** BEGIN THE RECORDS **
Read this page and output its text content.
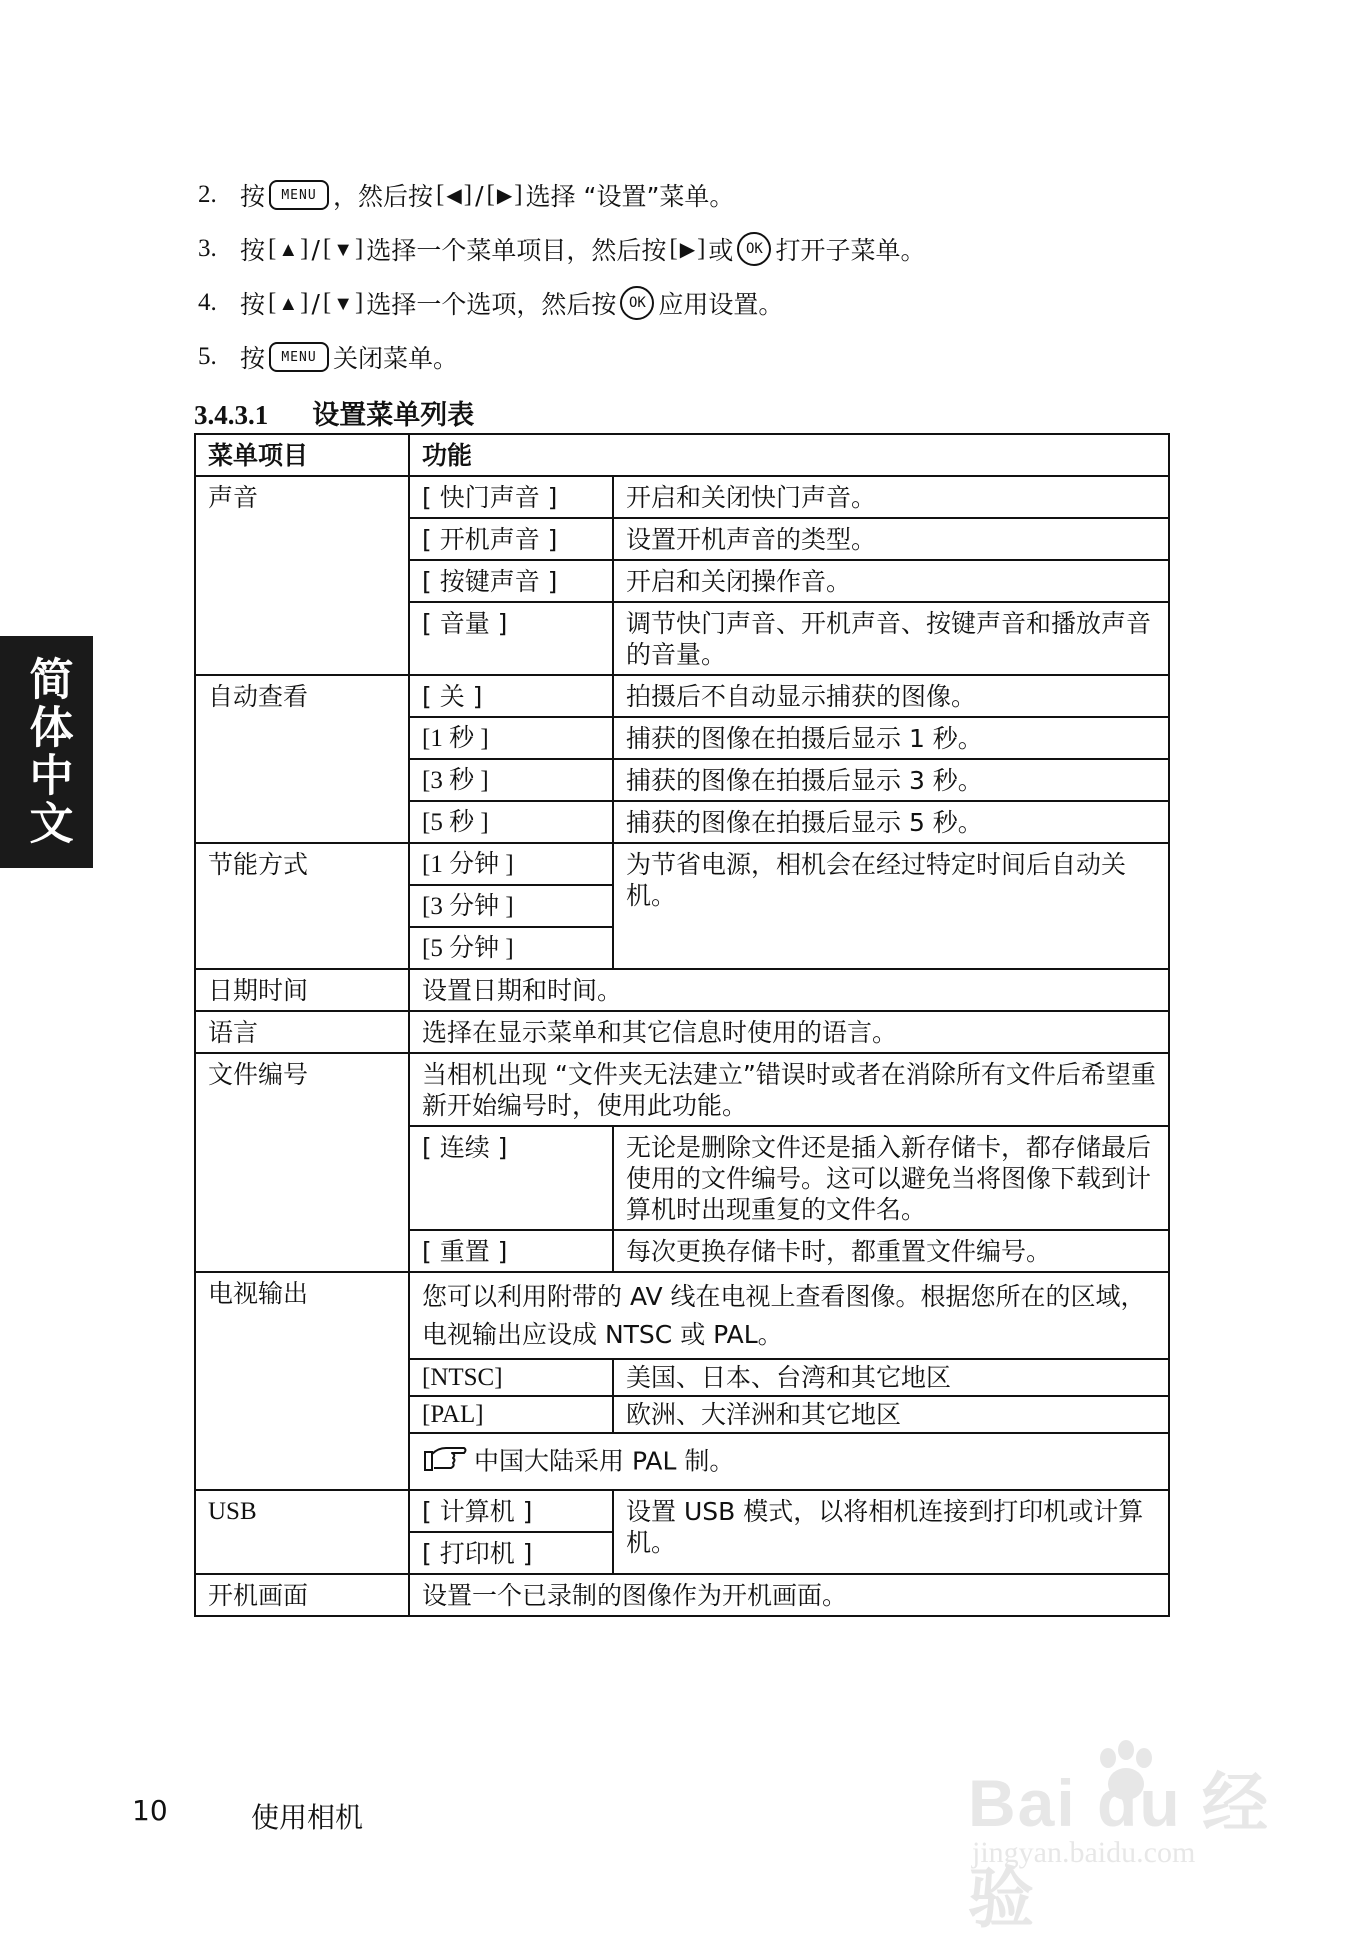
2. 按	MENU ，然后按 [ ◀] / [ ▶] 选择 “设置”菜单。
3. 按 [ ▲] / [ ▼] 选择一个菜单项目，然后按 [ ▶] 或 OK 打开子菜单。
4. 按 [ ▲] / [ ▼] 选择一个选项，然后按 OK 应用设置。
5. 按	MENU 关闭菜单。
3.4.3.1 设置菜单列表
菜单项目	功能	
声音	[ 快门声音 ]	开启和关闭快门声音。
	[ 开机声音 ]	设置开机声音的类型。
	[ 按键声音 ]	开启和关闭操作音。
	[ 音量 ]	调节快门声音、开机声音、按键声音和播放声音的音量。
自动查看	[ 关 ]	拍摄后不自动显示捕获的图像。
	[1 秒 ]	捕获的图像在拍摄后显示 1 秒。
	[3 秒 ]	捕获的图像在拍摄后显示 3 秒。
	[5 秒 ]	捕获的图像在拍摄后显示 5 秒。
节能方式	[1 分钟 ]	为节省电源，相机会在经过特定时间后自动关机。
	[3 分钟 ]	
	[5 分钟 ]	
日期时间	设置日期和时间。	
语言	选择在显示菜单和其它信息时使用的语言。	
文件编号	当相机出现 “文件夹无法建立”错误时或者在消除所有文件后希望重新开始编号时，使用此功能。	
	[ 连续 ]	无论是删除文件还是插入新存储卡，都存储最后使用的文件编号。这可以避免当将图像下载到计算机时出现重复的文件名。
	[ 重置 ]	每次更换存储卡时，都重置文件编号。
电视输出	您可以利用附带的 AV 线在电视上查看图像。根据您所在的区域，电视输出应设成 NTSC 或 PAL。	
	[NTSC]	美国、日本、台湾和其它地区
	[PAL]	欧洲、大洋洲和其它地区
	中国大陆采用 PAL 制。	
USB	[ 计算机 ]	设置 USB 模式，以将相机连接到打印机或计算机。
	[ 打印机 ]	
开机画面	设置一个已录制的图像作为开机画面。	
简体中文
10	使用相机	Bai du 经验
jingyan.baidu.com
** END THE RECORDS **
** BEGIN THE RECORDS **
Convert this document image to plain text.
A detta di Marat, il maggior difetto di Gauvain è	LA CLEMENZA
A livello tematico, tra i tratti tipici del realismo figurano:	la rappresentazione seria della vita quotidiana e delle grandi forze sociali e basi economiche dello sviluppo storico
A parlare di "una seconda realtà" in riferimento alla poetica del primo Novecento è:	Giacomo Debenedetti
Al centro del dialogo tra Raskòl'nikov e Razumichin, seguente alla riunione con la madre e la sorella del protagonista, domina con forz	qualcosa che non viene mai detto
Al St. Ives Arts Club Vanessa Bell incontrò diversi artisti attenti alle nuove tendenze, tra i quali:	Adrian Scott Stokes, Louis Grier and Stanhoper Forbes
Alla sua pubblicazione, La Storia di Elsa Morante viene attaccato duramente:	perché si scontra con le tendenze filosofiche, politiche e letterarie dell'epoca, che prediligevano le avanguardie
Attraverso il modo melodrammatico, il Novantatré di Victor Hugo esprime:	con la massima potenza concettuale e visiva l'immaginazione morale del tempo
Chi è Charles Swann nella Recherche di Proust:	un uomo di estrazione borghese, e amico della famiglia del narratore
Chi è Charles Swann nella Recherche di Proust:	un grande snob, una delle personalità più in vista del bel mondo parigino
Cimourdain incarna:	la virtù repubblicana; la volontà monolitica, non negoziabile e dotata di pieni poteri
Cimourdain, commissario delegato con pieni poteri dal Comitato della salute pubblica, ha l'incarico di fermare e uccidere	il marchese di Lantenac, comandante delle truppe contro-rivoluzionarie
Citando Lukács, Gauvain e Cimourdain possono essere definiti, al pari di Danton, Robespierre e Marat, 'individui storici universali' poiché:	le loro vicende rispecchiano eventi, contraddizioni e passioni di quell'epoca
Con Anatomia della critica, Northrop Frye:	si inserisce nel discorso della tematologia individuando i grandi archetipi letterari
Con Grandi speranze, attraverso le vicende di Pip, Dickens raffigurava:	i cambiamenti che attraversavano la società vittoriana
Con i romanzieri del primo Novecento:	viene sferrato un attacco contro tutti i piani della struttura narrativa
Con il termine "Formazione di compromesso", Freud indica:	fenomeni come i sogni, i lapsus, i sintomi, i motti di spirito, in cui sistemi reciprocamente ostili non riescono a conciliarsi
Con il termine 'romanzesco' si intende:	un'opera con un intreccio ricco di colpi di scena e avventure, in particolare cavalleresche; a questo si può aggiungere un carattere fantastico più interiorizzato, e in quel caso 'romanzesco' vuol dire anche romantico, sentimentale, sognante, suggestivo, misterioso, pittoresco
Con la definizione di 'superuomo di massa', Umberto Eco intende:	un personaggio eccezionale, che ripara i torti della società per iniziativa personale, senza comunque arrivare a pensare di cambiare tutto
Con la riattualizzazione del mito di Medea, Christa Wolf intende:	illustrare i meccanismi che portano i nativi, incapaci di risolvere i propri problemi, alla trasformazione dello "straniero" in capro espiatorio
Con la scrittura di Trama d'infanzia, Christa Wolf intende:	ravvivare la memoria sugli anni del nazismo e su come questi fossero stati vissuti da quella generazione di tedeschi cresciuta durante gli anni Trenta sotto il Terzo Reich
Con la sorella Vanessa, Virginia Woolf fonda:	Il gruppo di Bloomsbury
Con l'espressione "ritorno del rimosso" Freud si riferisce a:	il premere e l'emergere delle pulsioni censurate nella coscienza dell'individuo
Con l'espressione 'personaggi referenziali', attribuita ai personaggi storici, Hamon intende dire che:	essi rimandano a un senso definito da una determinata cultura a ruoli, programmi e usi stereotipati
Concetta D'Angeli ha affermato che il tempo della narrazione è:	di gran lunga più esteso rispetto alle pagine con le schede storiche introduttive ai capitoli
** END THE RECORDS **
== GOAL OF THE EXERCISE ==
Copy each line above that contains the string "捕获的图像在拍摄后显示".

== ANSWER TO THIS EXERCISE ==
	[1 秒 ]	捕获的图像在拍摄后显示 1 秒。
	[3 秒 ]	捕获的图像在拍摄后显示 3 秒。
	[5 秒 ]	捕获的图像在拍摄后显示 5 秒。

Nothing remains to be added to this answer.